Source data —
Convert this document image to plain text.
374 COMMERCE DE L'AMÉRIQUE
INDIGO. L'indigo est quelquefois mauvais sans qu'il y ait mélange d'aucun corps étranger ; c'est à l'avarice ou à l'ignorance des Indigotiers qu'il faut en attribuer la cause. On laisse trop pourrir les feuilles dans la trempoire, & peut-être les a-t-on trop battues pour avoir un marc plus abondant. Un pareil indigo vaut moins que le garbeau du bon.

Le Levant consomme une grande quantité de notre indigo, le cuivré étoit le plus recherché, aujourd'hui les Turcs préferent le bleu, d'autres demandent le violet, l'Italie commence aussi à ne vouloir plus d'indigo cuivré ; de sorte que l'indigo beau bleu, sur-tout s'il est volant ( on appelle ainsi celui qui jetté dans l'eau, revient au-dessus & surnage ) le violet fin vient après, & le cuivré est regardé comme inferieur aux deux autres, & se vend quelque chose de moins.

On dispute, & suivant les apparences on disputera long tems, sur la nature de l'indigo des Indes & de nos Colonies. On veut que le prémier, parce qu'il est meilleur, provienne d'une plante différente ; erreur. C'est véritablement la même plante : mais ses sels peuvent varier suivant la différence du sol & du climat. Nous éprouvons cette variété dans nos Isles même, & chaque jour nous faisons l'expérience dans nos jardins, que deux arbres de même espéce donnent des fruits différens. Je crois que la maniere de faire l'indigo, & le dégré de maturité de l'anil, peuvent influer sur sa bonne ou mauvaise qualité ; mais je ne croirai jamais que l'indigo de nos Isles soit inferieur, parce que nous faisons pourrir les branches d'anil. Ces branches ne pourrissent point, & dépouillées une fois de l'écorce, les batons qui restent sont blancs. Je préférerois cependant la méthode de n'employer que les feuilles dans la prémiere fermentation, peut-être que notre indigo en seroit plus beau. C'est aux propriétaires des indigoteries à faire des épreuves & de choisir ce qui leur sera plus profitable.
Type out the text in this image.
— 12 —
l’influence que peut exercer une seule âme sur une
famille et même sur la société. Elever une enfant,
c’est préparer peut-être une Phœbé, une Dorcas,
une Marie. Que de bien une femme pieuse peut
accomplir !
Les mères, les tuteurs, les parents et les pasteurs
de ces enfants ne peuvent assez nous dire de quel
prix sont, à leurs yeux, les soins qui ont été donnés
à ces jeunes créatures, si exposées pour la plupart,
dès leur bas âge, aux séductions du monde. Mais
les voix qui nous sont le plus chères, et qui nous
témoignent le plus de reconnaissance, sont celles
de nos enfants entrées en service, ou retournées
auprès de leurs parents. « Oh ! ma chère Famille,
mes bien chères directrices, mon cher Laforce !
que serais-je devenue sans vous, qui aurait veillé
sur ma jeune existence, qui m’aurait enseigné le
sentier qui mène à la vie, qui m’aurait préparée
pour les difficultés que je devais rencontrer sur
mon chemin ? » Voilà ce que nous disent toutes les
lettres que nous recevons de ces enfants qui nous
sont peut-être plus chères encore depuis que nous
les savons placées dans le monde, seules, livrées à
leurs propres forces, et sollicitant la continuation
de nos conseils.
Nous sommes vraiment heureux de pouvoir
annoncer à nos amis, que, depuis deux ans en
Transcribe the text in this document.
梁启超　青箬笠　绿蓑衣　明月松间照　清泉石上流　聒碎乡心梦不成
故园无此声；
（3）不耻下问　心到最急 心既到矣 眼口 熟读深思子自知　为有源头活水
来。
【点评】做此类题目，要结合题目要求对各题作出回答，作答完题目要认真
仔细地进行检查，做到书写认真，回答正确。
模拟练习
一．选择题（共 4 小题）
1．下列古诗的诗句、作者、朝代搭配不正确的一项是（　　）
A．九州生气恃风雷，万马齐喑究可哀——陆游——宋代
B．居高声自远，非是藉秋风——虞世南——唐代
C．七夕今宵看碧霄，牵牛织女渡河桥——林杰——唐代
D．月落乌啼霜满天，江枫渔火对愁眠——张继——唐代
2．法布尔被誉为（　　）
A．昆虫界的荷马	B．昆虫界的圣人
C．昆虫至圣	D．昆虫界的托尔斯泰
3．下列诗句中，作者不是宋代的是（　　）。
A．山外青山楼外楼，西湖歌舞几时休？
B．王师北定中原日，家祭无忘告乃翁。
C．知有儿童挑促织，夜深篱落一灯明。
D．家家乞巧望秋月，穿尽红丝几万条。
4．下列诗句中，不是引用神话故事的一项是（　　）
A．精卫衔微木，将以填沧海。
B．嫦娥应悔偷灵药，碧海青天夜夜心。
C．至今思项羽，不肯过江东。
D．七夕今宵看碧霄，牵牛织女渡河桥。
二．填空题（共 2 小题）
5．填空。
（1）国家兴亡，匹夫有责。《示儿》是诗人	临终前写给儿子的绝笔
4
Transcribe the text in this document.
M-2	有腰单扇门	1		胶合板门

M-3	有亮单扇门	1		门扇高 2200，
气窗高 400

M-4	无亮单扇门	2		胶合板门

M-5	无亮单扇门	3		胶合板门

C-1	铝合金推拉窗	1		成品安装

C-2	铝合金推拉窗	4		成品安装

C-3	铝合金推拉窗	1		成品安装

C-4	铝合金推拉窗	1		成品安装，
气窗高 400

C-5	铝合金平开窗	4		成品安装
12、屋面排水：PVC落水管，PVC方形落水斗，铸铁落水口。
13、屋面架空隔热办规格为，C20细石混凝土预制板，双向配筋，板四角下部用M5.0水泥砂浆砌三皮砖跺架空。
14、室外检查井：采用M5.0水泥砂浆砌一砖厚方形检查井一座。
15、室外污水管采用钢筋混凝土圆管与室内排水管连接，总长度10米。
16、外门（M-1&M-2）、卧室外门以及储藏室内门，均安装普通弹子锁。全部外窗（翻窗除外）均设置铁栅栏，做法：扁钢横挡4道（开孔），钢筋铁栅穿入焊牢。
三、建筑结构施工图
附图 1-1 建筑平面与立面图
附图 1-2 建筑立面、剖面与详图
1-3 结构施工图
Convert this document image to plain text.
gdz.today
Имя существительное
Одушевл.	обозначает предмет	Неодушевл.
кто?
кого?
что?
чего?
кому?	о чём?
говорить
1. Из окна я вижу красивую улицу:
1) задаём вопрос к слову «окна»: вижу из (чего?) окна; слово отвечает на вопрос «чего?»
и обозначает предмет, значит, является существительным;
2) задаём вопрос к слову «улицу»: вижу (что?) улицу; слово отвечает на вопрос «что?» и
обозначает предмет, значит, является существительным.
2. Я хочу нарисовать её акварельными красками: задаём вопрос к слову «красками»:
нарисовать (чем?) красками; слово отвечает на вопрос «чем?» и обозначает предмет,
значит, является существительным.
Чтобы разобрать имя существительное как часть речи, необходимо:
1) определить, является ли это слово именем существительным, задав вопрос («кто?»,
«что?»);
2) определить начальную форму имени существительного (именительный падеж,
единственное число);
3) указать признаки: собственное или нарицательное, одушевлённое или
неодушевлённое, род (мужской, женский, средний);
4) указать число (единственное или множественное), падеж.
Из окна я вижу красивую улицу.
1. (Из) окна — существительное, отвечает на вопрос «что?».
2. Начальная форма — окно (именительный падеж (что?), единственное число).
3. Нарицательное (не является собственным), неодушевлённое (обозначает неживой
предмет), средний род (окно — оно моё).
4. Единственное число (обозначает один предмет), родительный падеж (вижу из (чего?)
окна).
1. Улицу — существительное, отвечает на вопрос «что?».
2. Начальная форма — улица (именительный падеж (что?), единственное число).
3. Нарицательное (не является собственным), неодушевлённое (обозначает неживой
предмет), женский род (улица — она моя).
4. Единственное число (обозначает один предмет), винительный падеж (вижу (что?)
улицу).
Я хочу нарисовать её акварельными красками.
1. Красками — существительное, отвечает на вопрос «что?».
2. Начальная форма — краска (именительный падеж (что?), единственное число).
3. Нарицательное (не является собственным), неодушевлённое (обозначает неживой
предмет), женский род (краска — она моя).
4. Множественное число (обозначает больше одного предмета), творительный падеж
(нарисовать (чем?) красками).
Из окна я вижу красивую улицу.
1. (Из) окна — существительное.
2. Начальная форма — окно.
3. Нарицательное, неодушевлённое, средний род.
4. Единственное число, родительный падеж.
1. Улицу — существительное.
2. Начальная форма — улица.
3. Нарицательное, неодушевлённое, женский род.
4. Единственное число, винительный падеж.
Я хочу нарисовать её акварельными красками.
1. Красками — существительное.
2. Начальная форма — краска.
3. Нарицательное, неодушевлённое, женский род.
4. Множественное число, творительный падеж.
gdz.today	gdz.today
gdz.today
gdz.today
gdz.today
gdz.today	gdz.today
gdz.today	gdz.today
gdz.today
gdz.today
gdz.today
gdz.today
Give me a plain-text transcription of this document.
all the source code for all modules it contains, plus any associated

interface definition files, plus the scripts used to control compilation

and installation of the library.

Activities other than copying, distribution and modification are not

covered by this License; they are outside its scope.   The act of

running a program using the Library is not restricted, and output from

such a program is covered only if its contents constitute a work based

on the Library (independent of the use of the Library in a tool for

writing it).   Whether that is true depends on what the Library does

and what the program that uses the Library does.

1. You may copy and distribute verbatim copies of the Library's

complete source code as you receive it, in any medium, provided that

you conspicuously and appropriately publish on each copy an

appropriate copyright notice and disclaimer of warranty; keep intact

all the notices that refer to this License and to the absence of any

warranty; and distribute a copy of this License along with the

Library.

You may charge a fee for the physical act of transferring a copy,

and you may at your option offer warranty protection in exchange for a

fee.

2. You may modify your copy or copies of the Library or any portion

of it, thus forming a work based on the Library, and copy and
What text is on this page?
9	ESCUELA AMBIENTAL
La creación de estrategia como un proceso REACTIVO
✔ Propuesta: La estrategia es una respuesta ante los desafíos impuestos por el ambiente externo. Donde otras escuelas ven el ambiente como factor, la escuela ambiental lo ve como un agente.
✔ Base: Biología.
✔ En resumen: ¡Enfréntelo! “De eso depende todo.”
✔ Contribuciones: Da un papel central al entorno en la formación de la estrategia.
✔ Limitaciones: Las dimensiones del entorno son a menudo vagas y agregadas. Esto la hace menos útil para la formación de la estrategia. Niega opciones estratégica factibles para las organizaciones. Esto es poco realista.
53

Prompt — Output the line holding "What text is on this page?", then every later line through the end of the records above, exactly as given and nothing else.

Answer for the task —
What text is on this page?
9	ESCUELA AMBIENTAL
La creación de estrategia como un proceso REACTIVO
✔ Propuesta: La estrategia es una respuesta ante los desafíos impuestos por el ambiente externo. Donde otras escuelas ven el ambiente como factor, la escuela ambiental lo ve como un agente.
✔ Base: Biología.
✔ En resumen: ¡Enfréntelo! “De eso depende todo.”
✔ Contribuciones: Da un papel central al entorno en la formación de la estrategia.
✔ Limitaciones: Las dimensiones del entorno son a menudo vagas y agregadas. Esto la hace menos útil para la formación de la estrategia. Niega opciones estratégica factibles para las organizaciones. Esto es poco realista.
53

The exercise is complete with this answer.